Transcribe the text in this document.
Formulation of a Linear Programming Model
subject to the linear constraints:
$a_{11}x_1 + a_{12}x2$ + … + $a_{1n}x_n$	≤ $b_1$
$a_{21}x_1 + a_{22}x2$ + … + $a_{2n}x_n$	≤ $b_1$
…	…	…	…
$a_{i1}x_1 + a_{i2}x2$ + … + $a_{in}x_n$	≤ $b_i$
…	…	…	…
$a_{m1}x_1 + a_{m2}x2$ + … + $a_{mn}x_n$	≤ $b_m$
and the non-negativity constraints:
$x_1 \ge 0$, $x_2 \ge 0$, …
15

####

# [What is asked]
Your task is to reproduce all of the records exactly.

# [Exercise result]
Transcribe the text in this document.
Formulation of a Linear Programming Model
subject to the linear constraints:
$a_{11}x_1 + a_{12}x2$ + … + $a_{1n}x_n$	≤ $b_1$
$a_{21}x_1 + a_{22}x2$ + … + $a_{2n}x_n$	≤ $b_1$
…	…	…	…
$a_{i1}x_1 + a_{i2}x2$ + … + $a_{in}x_n$	≤ $b_i$
…	…	…	…
$a_{m1}x_1 + a_{m2}x2$ + … + $a_{mn}x_n$	≤ $b_m$
and the non-negativity constraints:
$x_1 \ge 0$, $x_2 \ge 0$, …
15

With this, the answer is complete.